Direction -
Rewrite the material with "table base" replaced by "desk base" everywhere it appears, changing nothing else.

(Dataset items)
+--
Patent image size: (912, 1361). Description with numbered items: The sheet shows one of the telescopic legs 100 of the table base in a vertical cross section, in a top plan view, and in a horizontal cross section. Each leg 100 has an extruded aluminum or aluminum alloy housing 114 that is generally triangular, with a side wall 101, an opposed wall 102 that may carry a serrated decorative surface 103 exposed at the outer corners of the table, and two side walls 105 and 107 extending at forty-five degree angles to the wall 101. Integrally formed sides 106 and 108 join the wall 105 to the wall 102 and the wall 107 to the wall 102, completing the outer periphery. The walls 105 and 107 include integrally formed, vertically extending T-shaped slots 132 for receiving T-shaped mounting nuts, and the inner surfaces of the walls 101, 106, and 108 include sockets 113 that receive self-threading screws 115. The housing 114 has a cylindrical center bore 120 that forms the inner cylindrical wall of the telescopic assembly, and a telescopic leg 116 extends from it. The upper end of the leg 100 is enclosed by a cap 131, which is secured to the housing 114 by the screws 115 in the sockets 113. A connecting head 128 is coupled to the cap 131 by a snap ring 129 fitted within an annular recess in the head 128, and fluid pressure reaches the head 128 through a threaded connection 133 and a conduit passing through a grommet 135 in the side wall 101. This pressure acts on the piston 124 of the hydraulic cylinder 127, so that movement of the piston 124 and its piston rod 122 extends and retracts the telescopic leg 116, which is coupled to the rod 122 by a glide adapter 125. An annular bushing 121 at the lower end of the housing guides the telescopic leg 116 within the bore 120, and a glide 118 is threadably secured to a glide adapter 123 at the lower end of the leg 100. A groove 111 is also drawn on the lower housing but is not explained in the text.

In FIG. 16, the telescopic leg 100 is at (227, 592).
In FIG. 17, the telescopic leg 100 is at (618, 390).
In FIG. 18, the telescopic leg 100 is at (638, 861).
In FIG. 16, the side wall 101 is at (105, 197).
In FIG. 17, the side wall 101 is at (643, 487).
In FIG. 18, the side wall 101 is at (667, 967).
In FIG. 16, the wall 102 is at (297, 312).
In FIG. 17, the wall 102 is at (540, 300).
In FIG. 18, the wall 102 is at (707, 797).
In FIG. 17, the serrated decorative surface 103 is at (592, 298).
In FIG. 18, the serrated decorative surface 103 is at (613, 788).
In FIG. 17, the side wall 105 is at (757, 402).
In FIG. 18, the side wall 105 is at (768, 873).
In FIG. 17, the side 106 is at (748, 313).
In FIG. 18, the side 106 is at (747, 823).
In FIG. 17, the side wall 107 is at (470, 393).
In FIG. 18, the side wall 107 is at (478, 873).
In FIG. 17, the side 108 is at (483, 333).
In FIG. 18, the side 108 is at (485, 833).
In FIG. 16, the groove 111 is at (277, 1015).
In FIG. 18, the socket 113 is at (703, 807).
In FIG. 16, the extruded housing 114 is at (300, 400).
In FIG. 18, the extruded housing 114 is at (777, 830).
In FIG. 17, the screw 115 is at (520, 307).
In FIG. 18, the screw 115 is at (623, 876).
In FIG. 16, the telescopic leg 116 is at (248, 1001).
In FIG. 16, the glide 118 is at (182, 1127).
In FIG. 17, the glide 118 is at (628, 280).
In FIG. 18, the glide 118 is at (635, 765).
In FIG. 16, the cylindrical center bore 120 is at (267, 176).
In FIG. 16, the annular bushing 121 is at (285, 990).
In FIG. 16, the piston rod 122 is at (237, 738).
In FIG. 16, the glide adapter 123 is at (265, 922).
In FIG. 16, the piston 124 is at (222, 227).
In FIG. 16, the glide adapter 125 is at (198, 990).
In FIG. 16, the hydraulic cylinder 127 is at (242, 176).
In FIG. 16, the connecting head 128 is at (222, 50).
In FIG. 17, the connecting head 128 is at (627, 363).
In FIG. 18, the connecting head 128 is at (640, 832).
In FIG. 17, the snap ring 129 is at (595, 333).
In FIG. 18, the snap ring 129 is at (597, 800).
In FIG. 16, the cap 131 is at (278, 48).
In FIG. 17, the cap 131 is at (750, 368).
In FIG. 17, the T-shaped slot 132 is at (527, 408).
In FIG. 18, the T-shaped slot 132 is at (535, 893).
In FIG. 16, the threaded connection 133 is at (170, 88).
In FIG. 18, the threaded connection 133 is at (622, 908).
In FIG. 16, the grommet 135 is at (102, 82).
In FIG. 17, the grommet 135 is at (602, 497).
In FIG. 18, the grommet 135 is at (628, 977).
+--
Answer to this problem -
Patent image size: (912, 1361). Description with numbered items: The sheet shows one of the telescopic legs 100 of the desk base in a vertical cross section, in a top plan view, and in a horizontal cross section. Each leg 100 has an extruded aluminum or aluminum alloy housing 114 that is generally triangular, with a side wall 101, an opposed wall 102 that may carry a serrated decorative surface 103 exposed at the outer corners of the table, and two side walls 105 and 107 extending at forty-five degree angles to the wall 101. Integrally formed sides 106 and 108 join the wall 105 to the wall 102 and the wall 107 to the wall 102, completing the outer periphery. The walls 105 and 107 include integrally formed, vertically extending T-shaped slots 132 for receiving T-shaped mounting nuts, and the inner surfaces of the walls 101, 106, and 108 include sockets 113 that receive self-threading screws 115. The housing 114 has a cylindrical center bore 120 that forms the inner cylindrical wall of the telescopic assembly, and a telescopic leg 116 extends from it. The upper end of the leg 100 is enclosed by a cap 131, which is secured to the housing 114 by the screws 115 in the sockets 113. A connecting head 128 is coupled to the cap 131 by a snap ring 129 fitted within an annular recess in the head 128, and fluid pressure reaches the head 128 through a threaded connection 133 and a conduit passing through a grommet 135 in the side wall 101. This pressure acts on the piston 124 of the hydraulic cylinder 127, so that movement of the piston 124 and its piston rod 122 extends and retracts the telescopic leg 116, which is coupled to the rod 122 by a glide adapter 125. An annular bushing 121 at the lower end of the housing guides the telescopic leg 116 within the bore 120, and a glide 118 is threadably secured to a glide adapter 123 at the lower end of the leg 100. A groove 111 is also drawn on the lower housing but is not explained in the text.

In FIG. 16, the telescopic leg 100 is at (227, 592).
In FIG. 17, the telescopic leg 100 is at (618, 390).
In FIG. 18, the telescopic leg 100 is at (638, 861).
In FIG. 16, the side wall 101 is at (105, 197).
In FIG. 17, the side wall 101 is at (643, 487).
In FIG. 18, the side wall 101 is at (667, 967).
In FIG. 16, the wall 102 is at (297, 312).
In FIG. 17, the wall 102 is at (540, 300).
In FIG. 18, the wall 102 is at (707, 797).
In FIG. 17, the serrated decorative surface 103 is at (592, 298).
In FIG. 18, the serrated decorative surface 103 is at (613, 788).
In FIG. 17, the side wall 105 is at (757, 402).
In FIG. 18, the side wall 105 is at (768, 873).
In FIG. 17, the side 106 is at (748, 313).
In FIG. 18, the side 106 is at (747, 823).
In FIG. 17, the side wall 107 is at (470, 393).
In FIG. 18, the side wall 107 is at (478, 873).
In FIG. 17, the side 108 is at (483, 333).
In FIG. 18, the side 108 is at (485, 833).
In FIG. 16, the groove 111 is at (277, 1015).
In FIG. 18, the socket 113 is at (703, 807).
In FIG. 16, the extruded housing 114 is at (300, 400).
In FIG. 18, the extruded housing 114 is at (777, 830).
In FIG. 17, the screw 115 is at (520, 307).
In FIG. 18, the screw 115 is at (623, 876).
In FIG. 16, the telescopic leg 116 is at (248, 1001).
In FIG. 16, the glide 118 is at (182, 1127).
In FIG. 17, the glide 118 is at (628, 280).
In FIG. 18, the glide 118 is at (635, 765).
In FIG. 16, the cylindrical center bore 120 is at (267, 176).
In FIG. 16, the annular bushing 121 is at (285, 990).
In FIG. 16, the piston rod 122 is at (237, 738).
In FIG. 16, the glide adapter 123 is at (265, 922).
In FIG. 16, the piston 124 is at (222, 227).
In FIG. 16, the glide adapter 125 is at (198, 990).
In FIG. 16, the hydraulic cylinder 127 is at (242, 176).
In FIG. 16, the connecting head 128 is at (222, 50).
In FIG. 17, the connecting head 128 is at (627, 363).
In FIG. 18, the connecting head 128 is at (640, 832).
In FIG. 17, the snap ring 129 is at (595, 333).
In FIG. 18, the snap ring 129 is at (597, 800).
In FIG. 16, the cap 131 is at (278, 48).
In FIG. 17, the cap 131 is at (750, 368).
In FIG. 17, the T-shaped slot 132 is at (527, 408).
In FIG. 18, the T-shaped slot 132 is at (535, 893).
In FIG. 16, the threaded connection 133 is at (170, 88).
In FIG. 18, the threaded connection 133 is at (622, 908).
In FIG. 16, the grommet 135 is at (102, 82).
In FIG. 17, the grommet 135 is at (602, 497).
In FIG. 18, the grommet 135 is at (628, 977).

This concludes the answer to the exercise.